• Instructions for the task
In the listing below, arrange everything from the line containing "x-tick-label: 380: [497, 723, 523, 738]" down to the line containing "x-tick: [680, 715, 682, 720]", including both, as a numbered list. Leave out any blank lines.

• Information shown

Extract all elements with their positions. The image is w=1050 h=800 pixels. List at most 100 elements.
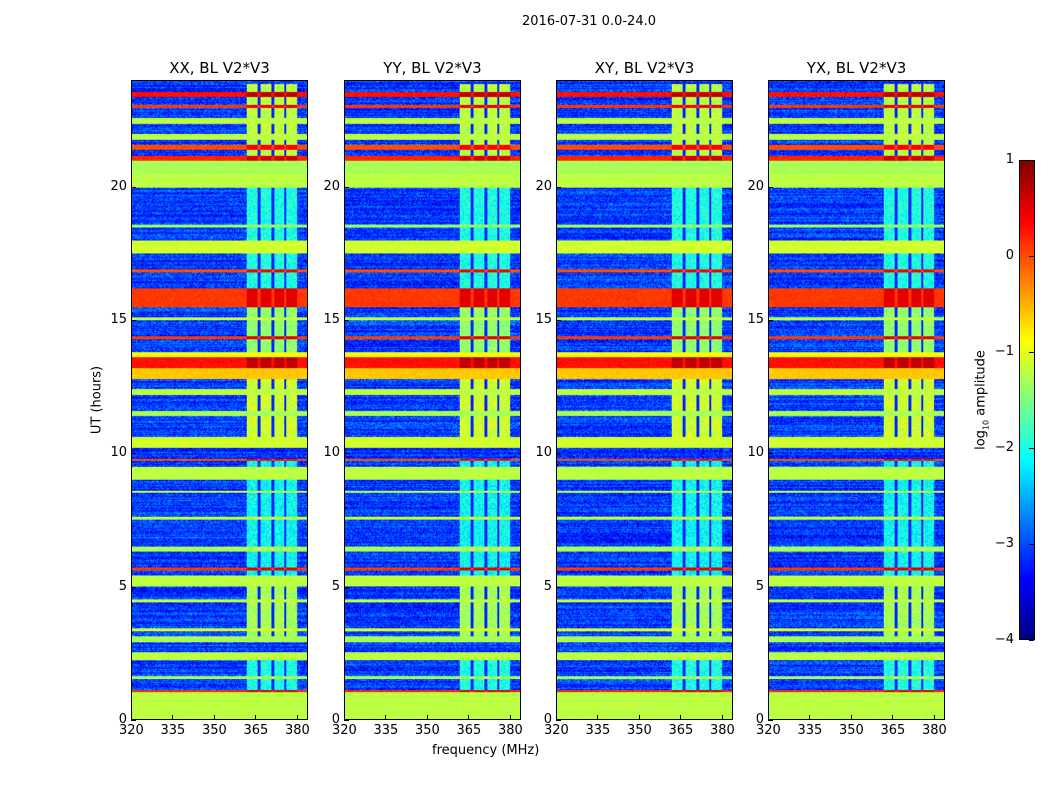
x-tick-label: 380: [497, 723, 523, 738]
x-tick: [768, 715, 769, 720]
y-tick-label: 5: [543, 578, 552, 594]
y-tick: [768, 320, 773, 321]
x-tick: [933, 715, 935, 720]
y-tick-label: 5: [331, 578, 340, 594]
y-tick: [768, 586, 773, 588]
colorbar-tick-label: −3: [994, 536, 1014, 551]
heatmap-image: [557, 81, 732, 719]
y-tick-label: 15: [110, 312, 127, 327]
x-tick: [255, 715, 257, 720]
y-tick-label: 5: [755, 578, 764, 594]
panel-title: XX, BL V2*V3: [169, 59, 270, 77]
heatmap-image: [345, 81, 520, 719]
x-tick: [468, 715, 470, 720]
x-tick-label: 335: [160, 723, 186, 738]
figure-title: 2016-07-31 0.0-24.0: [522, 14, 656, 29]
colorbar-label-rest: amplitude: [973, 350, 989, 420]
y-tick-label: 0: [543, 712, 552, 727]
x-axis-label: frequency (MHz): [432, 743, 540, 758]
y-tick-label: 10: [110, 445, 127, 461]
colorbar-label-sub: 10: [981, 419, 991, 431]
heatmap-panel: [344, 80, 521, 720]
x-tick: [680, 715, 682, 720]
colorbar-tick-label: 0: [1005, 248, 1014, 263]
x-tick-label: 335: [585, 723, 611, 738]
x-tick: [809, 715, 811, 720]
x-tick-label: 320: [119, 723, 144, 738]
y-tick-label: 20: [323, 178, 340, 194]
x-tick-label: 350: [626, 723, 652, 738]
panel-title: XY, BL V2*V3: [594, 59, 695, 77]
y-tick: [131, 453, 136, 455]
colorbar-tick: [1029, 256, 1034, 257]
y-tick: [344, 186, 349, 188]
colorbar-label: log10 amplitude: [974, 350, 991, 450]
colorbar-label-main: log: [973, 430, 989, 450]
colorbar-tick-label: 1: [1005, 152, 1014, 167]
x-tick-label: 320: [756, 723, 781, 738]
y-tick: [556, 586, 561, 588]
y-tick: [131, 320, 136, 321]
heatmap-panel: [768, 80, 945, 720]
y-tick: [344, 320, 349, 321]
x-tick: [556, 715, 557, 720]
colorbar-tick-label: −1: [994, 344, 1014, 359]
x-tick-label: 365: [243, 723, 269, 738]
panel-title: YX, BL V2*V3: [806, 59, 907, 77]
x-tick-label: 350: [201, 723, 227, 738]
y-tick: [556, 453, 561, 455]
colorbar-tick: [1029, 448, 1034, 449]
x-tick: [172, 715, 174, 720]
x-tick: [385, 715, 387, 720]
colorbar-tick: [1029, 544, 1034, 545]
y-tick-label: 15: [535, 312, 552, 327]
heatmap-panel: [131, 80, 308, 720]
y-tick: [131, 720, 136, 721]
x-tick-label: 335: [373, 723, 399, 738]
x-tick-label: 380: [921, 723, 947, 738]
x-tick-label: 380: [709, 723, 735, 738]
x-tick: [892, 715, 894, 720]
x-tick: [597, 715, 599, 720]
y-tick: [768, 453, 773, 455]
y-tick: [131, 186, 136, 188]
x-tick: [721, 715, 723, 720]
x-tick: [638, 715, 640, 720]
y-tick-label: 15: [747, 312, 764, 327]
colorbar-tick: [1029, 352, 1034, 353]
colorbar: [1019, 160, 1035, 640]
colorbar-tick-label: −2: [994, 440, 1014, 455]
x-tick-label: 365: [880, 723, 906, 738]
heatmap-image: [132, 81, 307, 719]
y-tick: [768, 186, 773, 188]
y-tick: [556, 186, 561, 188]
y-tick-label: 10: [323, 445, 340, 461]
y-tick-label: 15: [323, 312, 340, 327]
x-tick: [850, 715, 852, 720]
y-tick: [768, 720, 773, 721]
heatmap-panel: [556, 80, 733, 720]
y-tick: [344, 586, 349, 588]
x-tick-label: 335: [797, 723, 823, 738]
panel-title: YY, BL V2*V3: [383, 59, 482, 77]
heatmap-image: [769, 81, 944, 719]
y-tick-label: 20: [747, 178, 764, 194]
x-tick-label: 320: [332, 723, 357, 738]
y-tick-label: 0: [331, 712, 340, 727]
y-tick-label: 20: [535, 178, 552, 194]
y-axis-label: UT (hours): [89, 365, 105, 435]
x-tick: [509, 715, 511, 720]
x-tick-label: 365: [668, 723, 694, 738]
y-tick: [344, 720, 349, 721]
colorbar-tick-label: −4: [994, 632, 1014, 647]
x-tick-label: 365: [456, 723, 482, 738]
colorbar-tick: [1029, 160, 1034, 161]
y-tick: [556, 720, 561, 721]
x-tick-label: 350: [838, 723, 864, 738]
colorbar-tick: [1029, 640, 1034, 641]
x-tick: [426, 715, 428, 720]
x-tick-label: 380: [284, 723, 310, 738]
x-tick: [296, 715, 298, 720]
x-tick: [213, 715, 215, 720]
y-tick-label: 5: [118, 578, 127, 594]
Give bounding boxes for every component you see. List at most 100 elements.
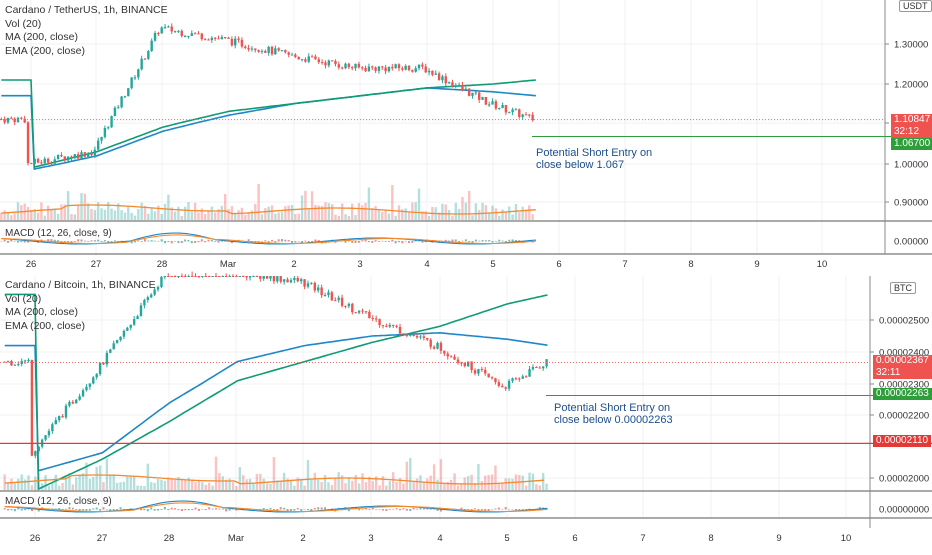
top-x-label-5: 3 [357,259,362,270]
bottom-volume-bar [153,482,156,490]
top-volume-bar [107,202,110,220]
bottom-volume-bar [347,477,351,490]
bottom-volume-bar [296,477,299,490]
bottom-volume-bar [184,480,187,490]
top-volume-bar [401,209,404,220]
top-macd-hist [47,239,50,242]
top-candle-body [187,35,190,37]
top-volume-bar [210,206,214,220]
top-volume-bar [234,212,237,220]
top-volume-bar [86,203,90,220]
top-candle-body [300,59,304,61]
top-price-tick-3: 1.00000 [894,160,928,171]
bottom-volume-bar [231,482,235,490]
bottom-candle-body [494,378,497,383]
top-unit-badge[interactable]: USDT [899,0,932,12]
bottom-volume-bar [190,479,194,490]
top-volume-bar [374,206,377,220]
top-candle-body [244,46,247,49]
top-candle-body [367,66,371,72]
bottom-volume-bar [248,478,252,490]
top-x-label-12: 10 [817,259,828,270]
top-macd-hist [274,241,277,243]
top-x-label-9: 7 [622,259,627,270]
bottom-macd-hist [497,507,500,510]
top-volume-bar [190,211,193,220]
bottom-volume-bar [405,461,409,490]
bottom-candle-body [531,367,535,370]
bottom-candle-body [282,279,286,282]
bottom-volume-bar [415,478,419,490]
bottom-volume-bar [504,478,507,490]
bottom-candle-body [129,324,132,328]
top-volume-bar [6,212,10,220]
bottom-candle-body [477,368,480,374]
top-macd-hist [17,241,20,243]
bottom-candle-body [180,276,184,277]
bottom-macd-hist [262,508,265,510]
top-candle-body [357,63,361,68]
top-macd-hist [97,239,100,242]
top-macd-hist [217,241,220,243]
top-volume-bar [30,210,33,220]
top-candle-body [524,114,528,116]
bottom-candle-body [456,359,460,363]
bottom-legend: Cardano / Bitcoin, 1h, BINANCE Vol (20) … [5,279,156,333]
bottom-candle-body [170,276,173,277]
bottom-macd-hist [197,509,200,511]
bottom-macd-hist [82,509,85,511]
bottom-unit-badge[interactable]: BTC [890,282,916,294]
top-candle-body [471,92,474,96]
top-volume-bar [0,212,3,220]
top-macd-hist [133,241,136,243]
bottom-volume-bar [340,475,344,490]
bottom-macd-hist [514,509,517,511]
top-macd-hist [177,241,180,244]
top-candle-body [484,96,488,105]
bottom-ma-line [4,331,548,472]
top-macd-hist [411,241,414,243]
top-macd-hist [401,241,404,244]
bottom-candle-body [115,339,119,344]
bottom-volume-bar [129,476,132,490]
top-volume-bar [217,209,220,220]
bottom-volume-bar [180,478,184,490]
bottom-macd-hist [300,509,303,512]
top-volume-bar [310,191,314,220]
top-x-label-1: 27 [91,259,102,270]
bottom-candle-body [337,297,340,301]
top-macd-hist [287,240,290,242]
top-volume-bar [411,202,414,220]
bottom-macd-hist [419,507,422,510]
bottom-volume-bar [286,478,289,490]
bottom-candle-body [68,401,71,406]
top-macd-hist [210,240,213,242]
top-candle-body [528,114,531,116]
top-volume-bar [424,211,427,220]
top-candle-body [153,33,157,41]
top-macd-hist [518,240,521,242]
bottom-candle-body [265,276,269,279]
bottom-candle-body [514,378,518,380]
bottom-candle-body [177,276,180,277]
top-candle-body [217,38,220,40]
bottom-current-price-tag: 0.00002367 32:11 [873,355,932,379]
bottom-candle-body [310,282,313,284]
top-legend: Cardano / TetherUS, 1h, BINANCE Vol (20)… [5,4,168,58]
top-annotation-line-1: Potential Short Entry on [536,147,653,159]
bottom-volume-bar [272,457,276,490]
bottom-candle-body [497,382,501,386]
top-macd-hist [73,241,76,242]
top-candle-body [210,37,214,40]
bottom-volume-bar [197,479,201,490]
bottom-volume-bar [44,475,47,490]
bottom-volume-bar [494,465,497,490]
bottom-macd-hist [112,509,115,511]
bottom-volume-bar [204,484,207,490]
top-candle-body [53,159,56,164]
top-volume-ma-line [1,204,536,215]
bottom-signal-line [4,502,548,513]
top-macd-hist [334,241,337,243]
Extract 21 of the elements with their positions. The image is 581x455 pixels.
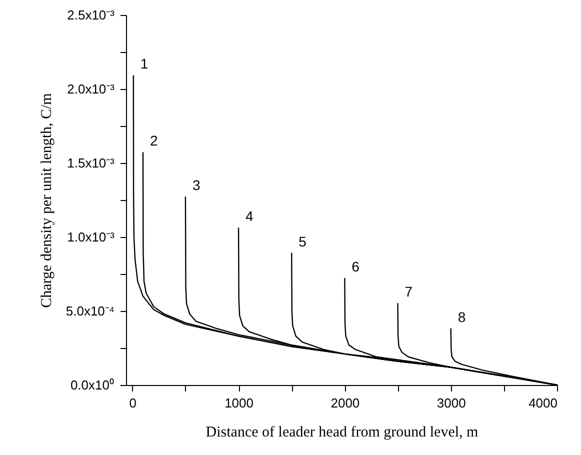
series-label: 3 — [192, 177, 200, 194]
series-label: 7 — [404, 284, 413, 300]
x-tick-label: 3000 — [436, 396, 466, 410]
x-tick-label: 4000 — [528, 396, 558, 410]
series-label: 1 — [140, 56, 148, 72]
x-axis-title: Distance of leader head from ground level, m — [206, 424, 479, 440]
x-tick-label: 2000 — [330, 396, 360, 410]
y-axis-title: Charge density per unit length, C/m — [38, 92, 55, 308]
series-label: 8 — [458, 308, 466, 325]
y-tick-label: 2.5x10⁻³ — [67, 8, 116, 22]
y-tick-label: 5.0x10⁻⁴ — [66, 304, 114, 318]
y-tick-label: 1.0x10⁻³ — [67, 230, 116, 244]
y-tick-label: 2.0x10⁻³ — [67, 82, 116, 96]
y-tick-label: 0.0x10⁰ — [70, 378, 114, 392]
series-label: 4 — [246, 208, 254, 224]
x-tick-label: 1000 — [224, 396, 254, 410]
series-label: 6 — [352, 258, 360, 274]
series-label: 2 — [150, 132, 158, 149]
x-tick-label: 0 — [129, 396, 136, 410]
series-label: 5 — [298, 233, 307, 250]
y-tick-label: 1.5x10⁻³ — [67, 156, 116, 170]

• Solution for this problem
1. x-tick-label: 380: [497, 723, 523, 738]
2. x-tick: [768, 715, 769, 720]
3. y-tick-label: 5: [543, 578, 552, 594]
4. y-tick: [768, 320, 773, 321]
5. x-tick: [933, 715, 935, 720]
6. y-tick-label: 5: [331, 578, 340, 594]
7. y-tick: [768, 586, 773, 588]
8. colorbar-tick-label: −3: [994, 536, 1014, 551]
9. heatmap-image: [557, 81, 732, 719]
10. y-tick-label: 15: [110, 312, 127, 327]
11. x-tick: [255, 715, 257, 720]
12. y-tick-label: 5: [755, 578, 764, 594]
13. panel-title: XX, BL V2*V3: [169, 59, 270, 77]
14. heatmap-image: [345, 81, 520, 719]
15. x-tick: [468, 715, 470, 720]
16. x-tick-label: 335: [160, 723, 186, 738]
17. figure-title: 2016-07-31 0.0-24.0: [522, 14, 656, 29]
18. colorbar-label-rest: amplitude: [973, 350, 989, 420]
19. y-tick-label: 0: [543, 712, 552, 727]
20. x-axis-label: frequency (MHz): [432, 743, 540, 758]
21. y-tick-label: 10: [110, 445, 127, 461]
22. colorbar-label-sub: 10: [981, 419, 991, 431]
23. heatmap-panel: [344, 80, 521, 720]
24. x-tick: [680, 715, 682, 720]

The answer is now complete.